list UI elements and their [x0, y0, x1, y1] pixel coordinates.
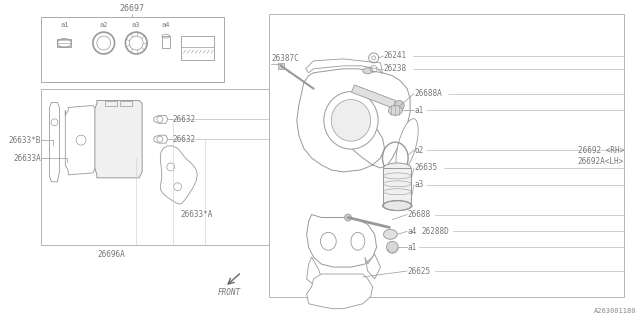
- Circle shape: [344, 214, 351, 221]
- Ellipse shape: [351, 232, 365, 250]
- Bar: [269, 14, 624, 297]
- Ellipse shape: [321, 232, 336, 250]
- Text: A263001180: A263001180: [594, 308, 637, 314]
- Bar: [41, 17, 224, 82]
- Bar: [383, 168, 411, 206]
- Text: o2: o2: [414, 146, 423, 155]
- Polygon shape: [365, 254, 381, 279]
- Text: 26632: 26632: [173, 135, 196, 144]
- Polygon shape: [160, 146, 197, 204]
- Ellipse shape: [324, 92, 378, 149]
- Text: 26688: 26688: [407, 210, 430, 219]
- Text: 26696A: 26696A: [98, 250, 125, 259]
- Text: 26635: 26635: [414, 164, 437, 172]
- Polygon shape: [154, 116, 168, 123]
- Text: FRONT: FRONT: [217, 288, 241, 297]
- Polygon shape: [307, 274, 372, 309]
- Text: 26632: 26632: [173, 115, 196, 124]
- Text: a1: a1: [414, 106, 423, 115]
- Text: 26633*B: 26633*B: [8, 136, 41, 145]
- Circle shape: [387, 241, 398, 253]
- Polygon shape: [306, 59, 383, 74]
- Text: a4: a4: [407, 227, 417, 236]
- Text: 26387C: 26387C: [271, 54, 299, 63]
- Text: 26633*A: 26633*A: [180, 210, 213, 219]
- Text: 26625: 26625: [407, 267, 430, 276]
- Ellipse shape: [332, 100, 371, 141]
- Text: a1: a1: [407, 243, 417, 252]
- Bar: [120, 100, 132, 107]
- Ellipse shape: [396, 119, 418, 172]
- Bar: [278, 63, 284, 69]
- Bar: [180, 36, 214, 60]
- Text: 26238: 26238: [383, 64, 406, 73]
- Polygon shape: [65, 106, 97, 175]
- Text: 26697: 26697: [120, 4, 145, 13]
- Polygon shape: [95, 100, 142, 178]
- Text: 26241: 26241: [383, 52, 406, 60]
- Polygon shape: [154, 135, 168, 143]
- Text: 26692A<LH>: 26692A<LH>: [577, 157, 624, 166]
- Text: a4: a4: [161, 22, 170, 28]
- Polygon shape: [297, 69, 410, 172]
- Ellipse shape: [388, 106, 402, 116]
- Text: a3: a3: [132, 22, 141, 28]
- Bar: [162, 36, 170, 48]
- Text: a1: a1: [60, 22, 68, 28]
- Ellipse shape: [383, 163, 411, 173]
- Polygon shape: [307, 257, 323, 289]
- Bar: [105, 100, 116, 107]
- Polygon shape: [49, 102, 60, 182]
- Text: 26688A: 26688A: [414, 89, 442, 98]
- Text: 26633A: 26633A: [13, 154, 41, 163]
- Ellipse shape: [383, 201, 411, 211]
- Polygon shape: [307, 214, 376, 267]
- Bar: [41, 89, 269, 245]
- Text: 26288D: 26288D: [422, 227, 450, 236]
- Text: a2: a2: [99, 22, 108, 28]
- Text: 26692 <RH>: 26692 <RH>: [577, 146, 624, 155]
- Bar: [58, 39, 71, 47]
- Ellipse shape: [363, 68, 372, 74]
- Ellipse shape: [383, 229, 397, 239]
- Bar: [351, 85, 396, 108]
- Circle shape: [394, 100, 404, 110]
- Text: a3: a3: [414, 180, 423, 189]
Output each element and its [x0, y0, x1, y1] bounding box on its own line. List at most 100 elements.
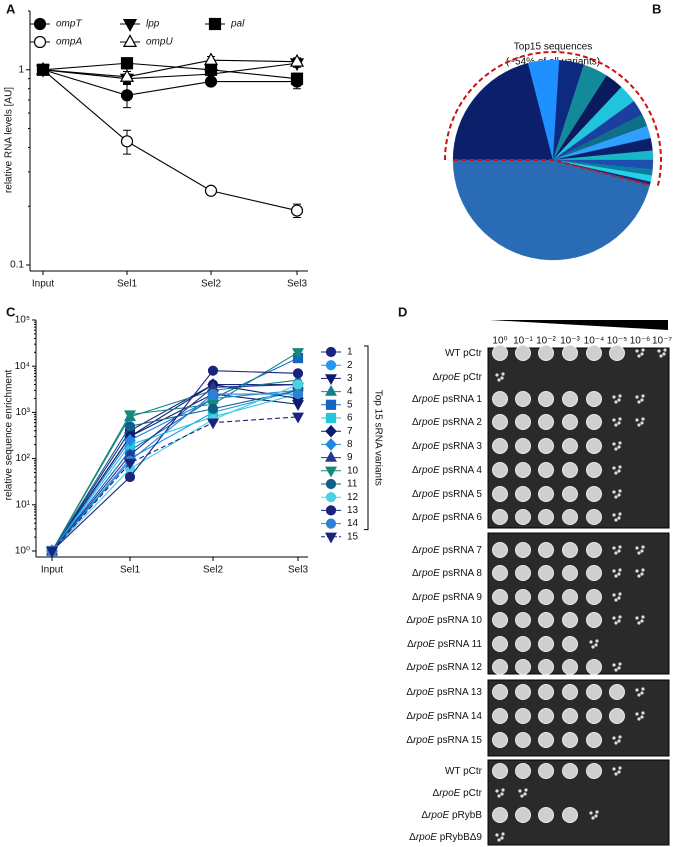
- spot: [538, 636, 554, 652]
- colony: [612, 546, 616, 550]
- marker: [124, 421, 136, 432]
- colony: [637, 423, 641, 427]
- plasmid: pRybBΔ9: [440, 832, 483, 843]
- y-axis-label: relative sequence enrichment: [4, 369, 15, 500]
- legend-marker: [122, 34, 138, 48]
- colony: [614, 574, 618, 578]
- colony: [618, 615, 622, 619]
- strain-label: ΔrpoE pRybB: [421, 810, 482, 821]
- colony: [594, 814, 598, 818]
- marker: [292, 348, 304, 359]
- delta: Δ: [406, 711, 413, 722]
- spot: [538, 486, 554, 502]
- colony: [617, 516, 621, 520]
- legend-label: ompU: [146, 37, 173, 48]
- spot: [586, 414, 602, 430]
- x-tick-label: Sel2: [203, 565, 223, 576]
- legend-marker: [325, 532, 337, 544]
- delta: Δ: [433, 372, 440, 383]
- colony: [612, 616, 616, 620]
- colony: [614, 495, 618, 499]
- spot: [515, 345, 531, 361]
- plasmid: psRNA 9: [443, 592, 483, 603]
- spot: [515, 636, 531, 652]
- colony: [495, 833, 499, 837]
- strain-label: ΔrpoE psRNA 15: [406, 735, 482, 746]
- colony: [618, 441, 622, 445]
- colony: [618, 766, 622, 770]
- spot: [562, 636, 578, 652]
- colony: [635, 349, 639, 353]
- colony: [614, 447, 618, 451]
- series-line: [51, 393, 298, 552]
- x-tick-label: Sel1: [117, 279, 137, 290]
- colony: [501, 832, 505, 836]
- spot: [586, 659, 602, 675]
- legend-marker: [208, 17, 222, 31]
- spot: [562, 509, 578, 525]
- strain-label: ΔrpoE psRNA 2: [412, 417, 482, 428]
- spot: [586, 462, 602, 478]
- strain-label: ΔrpoE pCtr: [433, 372, 483, 383]
- spot: [538, 462, 554, 478]
- legend-marker: [325, 412, 337, 424]
- legend-marker: [122, 19, 138, 32]
- spot: [562, 589, 578, 605]
- panel-label: D: [398, 304, 407, 319]
- marker: [46, 546, 58, 558]
- legend-label: 1: [347, 347, 353, 358]
- spot: [492, 732, 508, 748]
- legend-marker: [325, 492, 337, 503]
- series-line: [51, 389, 299, 552]
- colony: [640, 715, 644, 719]
- y-tick-label: 1: [18, 64, 24, 75]
- delta: Δ: [412, 417, 419, 428]
- y-tick-label: 10⁵: [15, 315, 30, 326]
- delta: Δ: [412, 441, 419, 452]
- colony: [524, 788, 528, 792]
- gene: rpoE: [428, 810, 449, 821]
- colony: [640, 549, 644, 553]
- spot: [492, 684, 508, 700]
- gene: rpoE: [419, 592, 440, 603]
- colony: [637, 551, 641, 555]
- legend-label: 8: [347, 439, 353, 450]
- panel-label: C: [6, 304, 16, 319]
- legend-label: lpp: [146, 19, 160, 30]
- strain-label: ΔrpoE psRNA 5: [412, 489, 482, 500]
- gene: rpoE: [416, 832, 437, 843]
- colony: [497, 794, 501, 798]
- colony: [495, 373, 499, 377]
- colony: [589, 640, 593, 644]
- gene: rpoE: [413, 662, 434, 673]
- spot: [562, 438, 578, 454]
- colony: [618, 394, 622, 398]
- spot: [586, 542, 602, 558]
- colony: [640, 572, 644, 576]
- colony: [640, 619, 644, 623]
- strain-label: WT pCtr: [445, 348, 483, 359]
- dilution-label: 10⁰: [492, 336, 507, 347]
- gene: rpoE: [419, 545, 440, 556]
- delta: Δ: [406, 615, 413, 626]
- colony: [618, 489, 622, 493]
- colony: [637, 400, 641, 404]
- legend-label: 5: [347, 399, 353, 410]
- series-line: [42, 62, 298, 80]
- strain-label: ΔrpoE psRNA 11: [407, 639, 482, 650]
- colony: [617, 619, 621, 623]
- gene: rpoE: [439, 372, 460, 383]
- spot: [492, 659, 508, 675]
- plasmid: psRNA 15: [437, 735, 482, 746]
- plasmid: psRNA 12: [437, 662, 482, 673]
- plate: [487, 532, 670, 675]
- spot: [515, 708, 531, 724]
- colony: [612, 513, 616, 517]
- colony: [614, 741, 618, 745]
- colony: [635, 569, 639, 573]
- spot: [562, 763, 578, 779]
- colony: [495, 789, 499, 793]
- dilution-label: 10⁻⁴: [584, 336, 605, 347]
- marker: [124, 410, 136, 422]
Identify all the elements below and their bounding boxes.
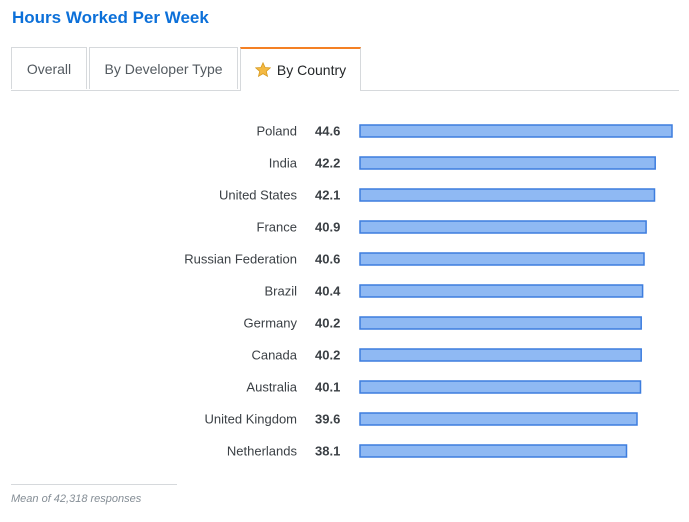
category-label-australia: Australia: [246, 380, 297, 395]
category-label-netherlands: Netherlands: [227, 444, 298, 459]
bar-brazil[interactable]: [359, 284, 644, 298]
tab-by-country-label: By Country: [276, 62, 347, 78]
bar-france[interactable]: [359, 220, 647, 234]
value-label-canada: 40.2: [315, 348, 340, 363]
tab-overall-label: Overall: [26, 60, 72, 77]
tab-by-developer-type-label: By Developer Type: [104, 60, 223, 77]
bar-germany[interactable]: [359, 316, 642, 330]
value-label-poland: 44.6: [315, 124, 340, 139]
tab-by-country[interactable]: By Country: [240, 47, 361, 91]
category-label-united-states: United States: [219, 188, 298, 203]
category-label-united-kingdom: United Kingdom: [205, 412, 298, 427]
footnote-divider: [11, 484, 177, 485]
category-label-russian-federation: Russian Federation: [184, 252, 297, 267]
bar-india[interactable]: [359, 156, 656, 170]
chart-title: Hours Worked Per Week: [12, 8, 209, 27]
value-label-united-states: 42.1: [315, 188, 340, 203]
bar-united-states[interactable]: [359, 188, 656, 202]
value-label-united-kingdom: 39.6: [315, 412, 340, 427]
value-label-australia: 40.1: [315, 380, 340, 395]
bar-poland[interactable]: [359, 124, 673, 138]
star-icon: [254, 62, 271, 78]
bar-australia[interactable]: [359, 380, 642, 394]
bar-netherlands[interactable]: [359, 444, 628, 458]
tab-by-developer-type[interactable]: By Developer Type: [89, 47, 238, 89]
category-label-france: France: [257, 220, 297, 235]
response-count-note: Mean of 42,318 responses: [11, 493, 142, 505]
category-label-india: India: [269, 156, 298, 171]
tab-bar: Overall By Developer Type By Country: [11, 47, 679, 91]
category-label-poland: Poland: [257, 124, 297, 139]
bar-united-kingdom[interactable]: [359, 412, 638, 426]
value-label-germany: 40.2: [315, 316, 340, 331]
value-label-india: 42.2: [315, 156, 340, 171]
category-label-germany: Germany: [244, 316, 298, 331]
value-label-russian-federation: 40.6: [315, 252, 340, 267]
value-label-france: 40.9: [315, 220, 340, 235]
category-label-canada: Canada: [251, 348, 297, 363]
category-label-brazil: Brazil: [264, 284, 297, 299]
value-label-brazil: 40.4: [315, 284, 341, 299]
bar-russian-federation[interactable]: [359, 252, 645, 266]
value-label-netherlands: 38.1: [315, 444, 340, 459]
tab-overall[interactable]: Overall: [11, 47, 87, 89]
bar-canada[interactable]: [359, 348, 642, 362]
+ + +
**What needs to be done:** Rewrite the part of the entries that opens with the line containing "- spot: [538, 636, 554, 652]" and closes with the line containing "- legend-label: lpp: [146, 19, 160, 30]" as a JSON list of strings, one string per line, with blank lines left out and both end lines included.

**Written reply:**
[
  "- spot: [538, 636, 554, 652]",
  "- colony: [612, 546, 616, 550]",
  "- marker: [124, 421, 136, 432]",
  "- colony: [637, 423, 641, 427]",
  "- plasmid: pRybBΔ9: [440, 832, 483, 843]",
  "- y-axis-label: relative sequence enrichment: [4, 369, 15, 500]",
  "- legend-marker: [122, 34, 138, 48]",
  "- colony: [614, 574, 618, 578]",
  "- colony: [618, 615, 622, 619]",
  "- strain-label: ΔrpoE pRybB: [421, 810, 482, 821]",
  "- colony: [594, 814, 598, 818]",
  "- marker: [292, 348, 304, 359]",
  "- delta: Δ: [406, 711, 413, 722]",
  "- spot: [538, 486, 554, 502]",
  "- colony: [617, 516, 621, 520]",
  "- legend-label: ompU: [146, 37, 173, 48]",
  "- spot: [586, 414, 602, 430]",
  "- x-tick-label: Sel2: [203, 565, 223, 576]",
  "- legend-marker: [325, 532, 337, 544]",
  "- delta: Δ: [433, 372, 440, 383]",
  "- colony: [612, 616, 616, 620]",
  "- colony: [614, 495, 618, 499]",
  "- spot: [515, 345, 531, 361]",
  "- plasmid: psRNA 9: [443, 592, 483, 603]",
  "- spot: [515, 636, 531, 652]",
  "- colony: [495, 833, 499, 837]",
  "- strain-label: ΔrpoE psRNA 15: [406, 735, 482, 746]",
  "- colony: [618, 441, 622, 445]",
  "- colony: [618, 766, 622, 770]",
  "- spot: [562, 636, 578, 652]",
  "- colony: [635, 349, 639, 353]",
  "- colony: [614, 447, 618, 451]",
  "- series-line: [51, 393, 298, 552]",
  "- x-tick-label: Sel1: [117, 279, 137, 290]",
  "- colony: [501, 832, 505, 836]",
  "- spot: [586, 659, 602, 675]",
  "- legend-marker: [208, 17, 222, 31]",
  "- spot: [562, 509, 578, 525]",
  "- strain-label: ΔrpoE psRNA 2: [412, 417, 482, 428]",
  "- spot: [586, 462, 602, 478]",
  "- strain-label: ΔrpoE pCtr: [433, 372, 483, 383]",
  "- spot: [538, 462, 554, 478]",
  "- legend-marker: [325, 412, 337, 424]",
  "- legend-marker: [122, 19, 138, 32]",
  "- spot: [562, 589, 578, 605]",
  "- panel-label: D: [398, 304, 407, 319]",
  "- marker: [46, 546, 58, 558]",
  "- legend-label: 1: [347, 347, 353, 358]",
  "- spot: [492, 732, 508, 748]",
  "- legend-marker: [325, 492, 337, 503]",
  "- series-line: [51, 389, 299, 552]",
  "- colony: [640, 715, 644, 719]",
  "- y-tick-label: 1: [18, 64, 24, 75]",
  "- delta: Δ: [412, 417, 419, 428]",
  "- y-tick-label: 10⁵: [15, 315, 30, 326]",
  "- delta: Δ: [412, 441, 419, 452]",
  "- colony: [524, 788, 528, 792]",
  "- gene: rpoE: [428, 810, 449, 821]",
  "- colony: [640, 549, 644, 553]",
  "- spot: [492, 684, 508, 700]",
  "- gene: rpoE: [419, 592, 440, 603]",
  "- colony: [637, 551, 641, 555]",
  "- legend-label: 8: [347, 439, 353, 450]",
  "- panel-label: C: [6, 304, 16, 319]",
  "- legend-label: lpp: [146, 19, 160, 30]"
]